→ **AVAILABLE RECORDS**:

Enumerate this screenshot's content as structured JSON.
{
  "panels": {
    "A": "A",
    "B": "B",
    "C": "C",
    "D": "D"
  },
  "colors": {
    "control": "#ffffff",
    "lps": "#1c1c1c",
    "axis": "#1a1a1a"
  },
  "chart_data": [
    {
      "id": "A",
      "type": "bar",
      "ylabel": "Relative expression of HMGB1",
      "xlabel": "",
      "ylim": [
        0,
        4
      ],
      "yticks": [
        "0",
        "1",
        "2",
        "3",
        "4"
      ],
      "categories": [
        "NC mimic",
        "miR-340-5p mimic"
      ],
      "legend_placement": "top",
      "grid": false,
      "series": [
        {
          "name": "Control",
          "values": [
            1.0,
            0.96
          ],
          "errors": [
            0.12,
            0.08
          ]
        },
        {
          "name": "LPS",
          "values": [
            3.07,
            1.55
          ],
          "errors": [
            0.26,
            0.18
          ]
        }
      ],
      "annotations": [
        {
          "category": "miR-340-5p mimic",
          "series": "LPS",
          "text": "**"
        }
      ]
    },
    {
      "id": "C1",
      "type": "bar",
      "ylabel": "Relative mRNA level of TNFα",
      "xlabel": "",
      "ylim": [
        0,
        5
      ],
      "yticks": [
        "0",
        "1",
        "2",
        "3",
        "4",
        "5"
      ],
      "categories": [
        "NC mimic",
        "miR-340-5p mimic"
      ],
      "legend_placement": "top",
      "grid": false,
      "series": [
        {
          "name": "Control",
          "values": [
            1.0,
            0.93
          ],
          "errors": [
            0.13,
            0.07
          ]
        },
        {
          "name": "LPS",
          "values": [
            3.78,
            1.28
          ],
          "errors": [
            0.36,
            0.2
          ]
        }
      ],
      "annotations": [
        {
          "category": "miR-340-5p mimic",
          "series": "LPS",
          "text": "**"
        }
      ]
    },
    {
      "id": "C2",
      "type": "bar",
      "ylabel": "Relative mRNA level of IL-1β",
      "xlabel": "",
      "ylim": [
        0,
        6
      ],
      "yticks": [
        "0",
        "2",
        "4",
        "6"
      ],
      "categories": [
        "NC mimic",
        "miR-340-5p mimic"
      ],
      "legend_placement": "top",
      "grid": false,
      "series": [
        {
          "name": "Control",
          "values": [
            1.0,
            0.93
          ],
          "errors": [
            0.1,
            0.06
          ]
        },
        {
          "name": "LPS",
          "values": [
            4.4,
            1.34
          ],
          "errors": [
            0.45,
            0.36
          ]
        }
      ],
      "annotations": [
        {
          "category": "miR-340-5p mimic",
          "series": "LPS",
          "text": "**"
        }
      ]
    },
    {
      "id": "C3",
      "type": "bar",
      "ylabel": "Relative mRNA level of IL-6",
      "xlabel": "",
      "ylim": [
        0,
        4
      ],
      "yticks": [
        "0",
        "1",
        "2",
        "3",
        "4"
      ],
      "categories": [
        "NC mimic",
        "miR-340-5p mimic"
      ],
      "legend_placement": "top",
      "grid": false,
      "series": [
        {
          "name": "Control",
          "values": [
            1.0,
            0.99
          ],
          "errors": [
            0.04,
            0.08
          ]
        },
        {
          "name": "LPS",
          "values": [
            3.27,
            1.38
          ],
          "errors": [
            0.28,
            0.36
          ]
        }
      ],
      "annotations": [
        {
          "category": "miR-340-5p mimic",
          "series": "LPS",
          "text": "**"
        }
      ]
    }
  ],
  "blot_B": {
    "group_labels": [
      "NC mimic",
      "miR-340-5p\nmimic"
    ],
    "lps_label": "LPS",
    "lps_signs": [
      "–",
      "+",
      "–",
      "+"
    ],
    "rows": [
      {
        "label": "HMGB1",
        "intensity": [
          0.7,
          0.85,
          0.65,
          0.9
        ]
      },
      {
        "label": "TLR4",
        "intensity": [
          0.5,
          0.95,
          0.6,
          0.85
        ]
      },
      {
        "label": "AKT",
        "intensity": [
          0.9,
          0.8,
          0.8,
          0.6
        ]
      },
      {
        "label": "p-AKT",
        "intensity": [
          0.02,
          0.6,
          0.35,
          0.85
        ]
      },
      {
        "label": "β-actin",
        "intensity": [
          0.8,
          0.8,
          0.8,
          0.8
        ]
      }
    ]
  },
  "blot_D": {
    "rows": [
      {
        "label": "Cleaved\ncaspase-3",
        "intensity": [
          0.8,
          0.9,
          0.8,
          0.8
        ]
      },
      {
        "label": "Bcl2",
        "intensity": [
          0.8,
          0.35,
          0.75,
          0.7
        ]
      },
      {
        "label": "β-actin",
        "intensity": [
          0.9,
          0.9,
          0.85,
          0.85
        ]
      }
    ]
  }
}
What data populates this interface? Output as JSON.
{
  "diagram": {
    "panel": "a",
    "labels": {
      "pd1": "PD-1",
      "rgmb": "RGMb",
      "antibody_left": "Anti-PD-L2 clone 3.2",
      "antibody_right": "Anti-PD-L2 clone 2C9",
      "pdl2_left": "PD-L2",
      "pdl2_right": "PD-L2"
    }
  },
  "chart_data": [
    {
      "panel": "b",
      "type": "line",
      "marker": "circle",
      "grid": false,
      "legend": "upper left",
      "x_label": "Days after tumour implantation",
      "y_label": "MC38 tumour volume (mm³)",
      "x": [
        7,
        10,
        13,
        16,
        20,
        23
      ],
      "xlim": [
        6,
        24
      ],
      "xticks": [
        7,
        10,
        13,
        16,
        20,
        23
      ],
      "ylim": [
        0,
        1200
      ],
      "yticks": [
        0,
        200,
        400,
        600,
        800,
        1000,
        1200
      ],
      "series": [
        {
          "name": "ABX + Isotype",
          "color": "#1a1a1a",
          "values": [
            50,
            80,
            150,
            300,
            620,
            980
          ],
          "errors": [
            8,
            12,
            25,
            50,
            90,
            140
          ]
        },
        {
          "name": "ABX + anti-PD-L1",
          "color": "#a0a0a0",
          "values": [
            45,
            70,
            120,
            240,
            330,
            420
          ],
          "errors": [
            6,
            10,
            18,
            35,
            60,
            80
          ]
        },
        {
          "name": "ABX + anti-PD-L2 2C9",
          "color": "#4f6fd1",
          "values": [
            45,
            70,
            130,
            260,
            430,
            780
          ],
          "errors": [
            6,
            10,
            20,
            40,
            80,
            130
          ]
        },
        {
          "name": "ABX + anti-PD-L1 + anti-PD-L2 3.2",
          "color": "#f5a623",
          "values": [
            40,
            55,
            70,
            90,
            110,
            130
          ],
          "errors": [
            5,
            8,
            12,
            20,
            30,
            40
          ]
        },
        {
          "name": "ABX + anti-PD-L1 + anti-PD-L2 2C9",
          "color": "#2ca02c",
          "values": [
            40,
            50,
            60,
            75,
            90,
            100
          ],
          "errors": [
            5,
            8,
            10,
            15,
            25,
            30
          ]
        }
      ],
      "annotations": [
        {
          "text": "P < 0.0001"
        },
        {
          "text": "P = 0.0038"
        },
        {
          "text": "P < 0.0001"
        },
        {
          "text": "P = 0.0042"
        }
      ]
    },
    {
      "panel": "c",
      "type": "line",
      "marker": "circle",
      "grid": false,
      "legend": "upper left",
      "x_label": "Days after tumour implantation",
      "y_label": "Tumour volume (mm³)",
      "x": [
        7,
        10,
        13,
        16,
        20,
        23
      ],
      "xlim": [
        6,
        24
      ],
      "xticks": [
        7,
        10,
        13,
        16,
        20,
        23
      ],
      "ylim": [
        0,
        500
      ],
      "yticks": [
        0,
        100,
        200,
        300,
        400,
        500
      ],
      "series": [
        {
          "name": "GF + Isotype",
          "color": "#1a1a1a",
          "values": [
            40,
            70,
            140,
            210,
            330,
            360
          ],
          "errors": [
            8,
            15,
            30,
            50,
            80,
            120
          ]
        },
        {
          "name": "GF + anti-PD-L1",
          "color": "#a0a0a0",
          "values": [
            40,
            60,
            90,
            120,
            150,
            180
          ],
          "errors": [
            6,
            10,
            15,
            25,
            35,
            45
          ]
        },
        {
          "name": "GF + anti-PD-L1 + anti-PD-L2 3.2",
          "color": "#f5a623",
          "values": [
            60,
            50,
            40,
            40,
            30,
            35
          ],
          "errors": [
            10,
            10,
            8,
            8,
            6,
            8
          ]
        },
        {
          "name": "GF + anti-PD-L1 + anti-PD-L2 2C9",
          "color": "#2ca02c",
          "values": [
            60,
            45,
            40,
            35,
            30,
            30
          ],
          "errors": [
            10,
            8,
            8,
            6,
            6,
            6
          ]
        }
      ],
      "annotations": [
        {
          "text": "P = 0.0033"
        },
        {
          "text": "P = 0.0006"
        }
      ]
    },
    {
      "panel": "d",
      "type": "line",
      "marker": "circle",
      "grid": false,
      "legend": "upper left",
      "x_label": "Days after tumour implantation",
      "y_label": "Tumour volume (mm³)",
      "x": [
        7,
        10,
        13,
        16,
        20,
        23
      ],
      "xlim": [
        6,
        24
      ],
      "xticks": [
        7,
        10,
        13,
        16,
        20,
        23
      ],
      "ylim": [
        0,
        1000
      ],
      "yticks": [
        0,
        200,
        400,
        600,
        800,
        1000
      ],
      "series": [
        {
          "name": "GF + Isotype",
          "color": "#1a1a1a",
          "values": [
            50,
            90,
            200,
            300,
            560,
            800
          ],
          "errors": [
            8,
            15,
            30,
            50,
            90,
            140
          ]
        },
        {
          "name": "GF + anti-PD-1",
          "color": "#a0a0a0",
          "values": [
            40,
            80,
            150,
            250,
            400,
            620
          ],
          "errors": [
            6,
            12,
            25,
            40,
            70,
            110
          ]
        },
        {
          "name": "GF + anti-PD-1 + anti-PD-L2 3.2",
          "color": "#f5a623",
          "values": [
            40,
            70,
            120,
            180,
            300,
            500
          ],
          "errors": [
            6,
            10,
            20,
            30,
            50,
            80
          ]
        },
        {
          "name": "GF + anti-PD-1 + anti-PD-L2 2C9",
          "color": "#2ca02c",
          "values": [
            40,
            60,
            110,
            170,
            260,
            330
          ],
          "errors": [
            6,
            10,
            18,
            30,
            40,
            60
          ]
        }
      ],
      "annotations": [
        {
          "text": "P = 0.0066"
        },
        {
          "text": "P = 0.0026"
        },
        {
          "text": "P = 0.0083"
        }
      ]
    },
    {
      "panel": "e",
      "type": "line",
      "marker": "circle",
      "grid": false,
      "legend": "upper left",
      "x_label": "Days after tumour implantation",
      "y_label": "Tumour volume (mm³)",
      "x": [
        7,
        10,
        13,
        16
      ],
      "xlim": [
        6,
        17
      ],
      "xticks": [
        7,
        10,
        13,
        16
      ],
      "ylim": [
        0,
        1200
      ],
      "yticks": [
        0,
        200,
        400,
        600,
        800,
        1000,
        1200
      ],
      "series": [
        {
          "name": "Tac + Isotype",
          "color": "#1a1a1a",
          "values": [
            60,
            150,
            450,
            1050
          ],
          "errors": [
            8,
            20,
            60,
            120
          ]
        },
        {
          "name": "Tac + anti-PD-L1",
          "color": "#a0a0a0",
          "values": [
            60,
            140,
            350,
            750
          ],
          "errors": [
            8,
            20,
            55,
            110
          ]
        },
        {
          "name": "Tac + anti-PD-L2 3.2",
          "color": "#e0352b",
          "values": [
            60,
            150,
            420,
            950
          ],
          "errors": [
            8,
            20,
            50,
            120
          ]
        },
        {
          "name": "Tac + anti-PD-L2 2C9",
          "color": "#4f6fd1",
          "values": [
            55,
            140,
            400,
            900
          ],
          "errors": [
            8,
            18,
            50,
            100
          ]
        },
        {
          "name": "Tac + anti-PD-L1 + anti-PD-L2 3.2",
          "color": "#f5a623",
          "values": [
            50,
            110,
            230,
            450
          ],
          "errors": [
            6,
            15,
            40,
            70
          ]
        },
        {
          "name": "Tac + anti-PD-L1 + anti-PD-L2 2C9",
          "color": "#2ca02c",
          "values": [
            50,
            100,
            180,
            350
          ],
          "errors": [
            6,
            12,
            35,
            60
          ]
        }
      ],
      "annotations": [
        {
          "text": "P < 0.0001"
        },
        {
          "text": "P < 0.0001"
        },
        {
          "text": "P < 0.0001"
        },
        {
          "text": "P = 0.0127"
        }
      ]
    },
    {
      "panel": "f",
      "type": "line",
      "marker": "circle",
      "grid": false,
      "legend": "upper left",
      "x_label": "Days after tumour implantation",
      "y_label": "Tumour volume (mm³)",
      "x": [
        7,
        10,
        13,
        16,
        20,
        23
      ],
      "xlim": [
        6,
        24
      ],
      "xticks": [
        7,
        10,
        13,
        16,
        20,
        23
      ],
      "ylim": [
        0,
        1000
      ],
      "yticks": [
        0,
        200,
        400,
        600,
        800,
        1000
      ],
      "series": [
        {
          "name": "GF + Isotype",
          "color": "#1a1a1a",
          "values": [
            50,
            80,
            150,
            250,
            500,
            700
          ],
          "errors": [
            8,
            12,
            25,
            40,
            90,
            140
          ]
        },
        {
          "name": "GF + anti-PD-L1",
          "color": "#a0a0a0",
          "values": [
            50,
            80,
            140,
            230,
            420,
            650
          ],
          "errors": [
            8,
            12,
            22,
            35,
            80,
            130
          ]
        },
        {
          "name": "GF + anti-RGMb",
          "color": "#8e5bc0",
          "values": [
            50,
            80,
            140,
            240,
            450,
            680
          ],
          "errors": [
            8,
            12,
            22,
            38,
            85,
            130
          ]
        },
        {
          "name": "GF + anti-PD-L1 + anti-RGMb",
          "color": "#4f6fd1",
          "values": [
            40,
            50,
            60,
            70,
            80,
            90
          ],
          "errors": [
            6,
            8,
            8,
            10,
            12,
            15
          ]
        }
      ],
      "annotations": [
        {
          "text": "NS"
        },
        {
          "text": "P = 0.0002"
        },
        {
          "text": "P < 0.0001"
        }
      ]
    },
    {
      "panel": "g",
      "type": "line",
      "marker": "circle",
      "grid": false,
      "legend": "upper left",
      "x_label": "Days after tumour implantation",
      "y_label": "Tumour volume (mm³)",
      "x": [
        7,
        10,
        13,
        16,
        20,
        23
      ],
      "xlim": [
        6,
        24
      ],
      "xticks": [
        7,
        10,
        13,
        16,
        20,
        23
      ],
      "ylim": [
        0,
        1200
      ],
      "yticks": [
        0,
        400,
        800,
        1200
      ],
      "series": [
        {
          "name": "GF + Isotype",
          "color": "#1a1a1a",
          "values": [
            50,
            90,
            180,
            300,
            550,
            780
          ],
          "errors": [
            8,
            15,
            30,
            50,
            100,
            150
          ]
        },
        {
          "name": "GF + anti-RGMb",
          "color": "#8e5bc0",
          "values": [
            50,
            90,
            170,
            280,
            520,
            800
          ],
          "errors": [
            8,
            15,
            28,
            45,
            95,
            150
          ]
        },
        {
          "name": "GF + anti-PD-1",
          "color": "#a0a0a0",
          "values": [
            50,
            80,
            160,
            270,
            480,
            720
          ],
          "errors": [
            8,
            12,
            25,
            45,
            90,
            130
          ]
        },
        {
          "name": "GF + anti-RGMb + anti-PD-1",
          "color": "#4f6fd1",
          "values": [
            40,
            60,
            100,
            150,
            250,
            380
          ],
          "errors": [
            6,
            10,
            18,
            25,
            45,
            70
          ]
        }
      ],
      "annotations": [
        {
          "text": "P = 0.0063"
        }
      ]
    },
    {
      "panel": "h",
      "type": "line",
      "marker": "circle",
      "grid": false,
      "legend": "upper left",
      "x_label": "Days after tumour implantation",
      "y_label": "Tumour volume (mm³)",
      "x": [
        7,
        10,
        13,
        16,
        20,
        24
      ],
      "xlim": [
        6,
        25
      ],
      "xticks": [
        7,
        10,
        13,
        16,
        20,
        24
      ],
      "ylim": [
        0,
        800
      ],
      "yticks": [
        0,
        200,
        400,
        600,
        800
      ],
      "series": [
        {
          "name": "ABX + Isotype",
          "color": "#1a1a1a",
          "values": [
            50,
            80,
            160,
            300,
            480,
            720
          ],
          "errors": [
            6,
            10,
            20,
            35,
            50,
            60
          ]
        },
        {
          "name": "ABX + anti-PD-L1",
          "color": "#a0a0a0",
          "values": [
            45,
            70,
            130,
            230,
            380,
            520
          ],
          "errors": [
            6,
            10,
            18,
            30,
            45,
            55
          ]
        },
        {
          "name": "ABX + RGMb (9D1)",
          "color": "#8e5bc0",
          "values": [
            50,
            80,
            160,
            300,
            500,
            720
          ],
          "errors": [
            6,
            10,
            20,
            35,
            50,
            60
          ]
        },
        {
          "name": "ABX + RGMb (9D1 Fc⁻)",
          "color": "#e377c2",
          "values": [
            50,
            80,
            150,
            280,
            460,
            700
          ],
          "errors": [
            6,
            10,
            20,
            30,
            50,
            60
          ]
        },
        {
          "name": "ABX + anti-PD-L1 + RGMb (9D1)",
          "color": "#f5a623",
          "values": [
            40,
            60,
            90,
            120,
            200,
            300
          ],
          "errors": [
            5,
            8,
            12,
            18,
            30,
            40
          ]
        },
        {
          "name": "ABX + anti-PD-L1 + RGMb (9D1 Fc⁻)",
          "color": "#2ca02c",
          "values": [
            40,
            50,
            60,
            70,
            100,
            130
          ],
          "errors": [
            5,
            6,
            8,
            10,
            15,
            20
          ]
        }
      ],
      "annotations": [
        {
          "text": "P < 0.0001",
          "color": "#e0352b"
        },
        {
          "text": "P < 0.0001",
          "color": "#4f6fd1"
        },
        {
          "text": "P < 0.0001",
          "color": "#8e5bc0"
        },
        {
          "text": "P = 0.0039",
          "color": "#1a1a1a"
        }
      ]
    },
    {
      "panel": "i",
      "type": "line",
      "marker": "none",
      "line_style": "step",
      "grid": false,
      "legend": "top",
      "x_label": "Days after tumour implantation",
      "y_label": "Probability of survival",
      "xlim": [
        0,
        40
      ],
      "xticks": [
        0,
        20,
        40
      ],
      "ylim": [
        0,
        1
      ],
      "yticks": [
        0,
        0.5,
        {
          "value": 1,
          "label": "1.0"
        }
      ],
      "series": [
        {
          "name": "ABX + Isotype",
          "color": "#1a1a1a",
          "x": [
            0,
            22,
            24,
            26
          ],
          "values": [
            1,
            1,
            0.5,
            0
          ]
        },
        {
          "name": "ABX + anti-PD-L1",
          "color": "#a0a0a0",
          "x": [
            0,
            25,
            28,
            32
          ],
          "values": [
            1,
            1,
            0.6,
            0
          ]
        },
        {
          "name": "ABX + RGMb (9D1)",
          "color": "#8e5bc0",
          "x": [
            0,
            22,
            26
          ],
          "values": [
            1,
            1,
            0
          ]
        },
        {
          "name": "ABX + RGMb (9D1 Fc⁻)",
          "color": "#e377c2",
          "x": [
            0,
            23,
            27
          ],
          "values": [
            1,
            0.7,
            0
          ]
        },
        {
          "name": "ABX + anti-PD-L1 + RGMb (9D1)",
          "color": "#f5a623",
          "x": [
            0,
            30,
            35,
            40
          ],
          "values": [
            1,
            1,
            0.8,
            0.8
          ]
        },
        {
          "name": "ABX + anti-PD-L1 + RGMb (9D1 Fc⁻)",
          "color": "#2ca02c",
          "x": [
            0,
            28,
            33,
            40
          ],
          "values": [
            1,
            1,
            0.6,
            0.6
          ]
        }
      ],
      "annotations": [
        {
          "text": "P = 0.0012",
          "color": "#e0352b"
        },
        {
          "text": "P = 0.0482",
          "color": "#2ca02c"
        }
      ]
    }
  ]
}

→ **PROBLEM STATEMENT**:
Return every line holding the word "mRNA" from the records.

→ **REPLY TO THE TASK**:
      "ylabel": "Relative mRNA level of TNFα",
      "ylabel": "Relative mRNA level of IL-1β",
      "ylabel": "Relative mRNA level of IL-6",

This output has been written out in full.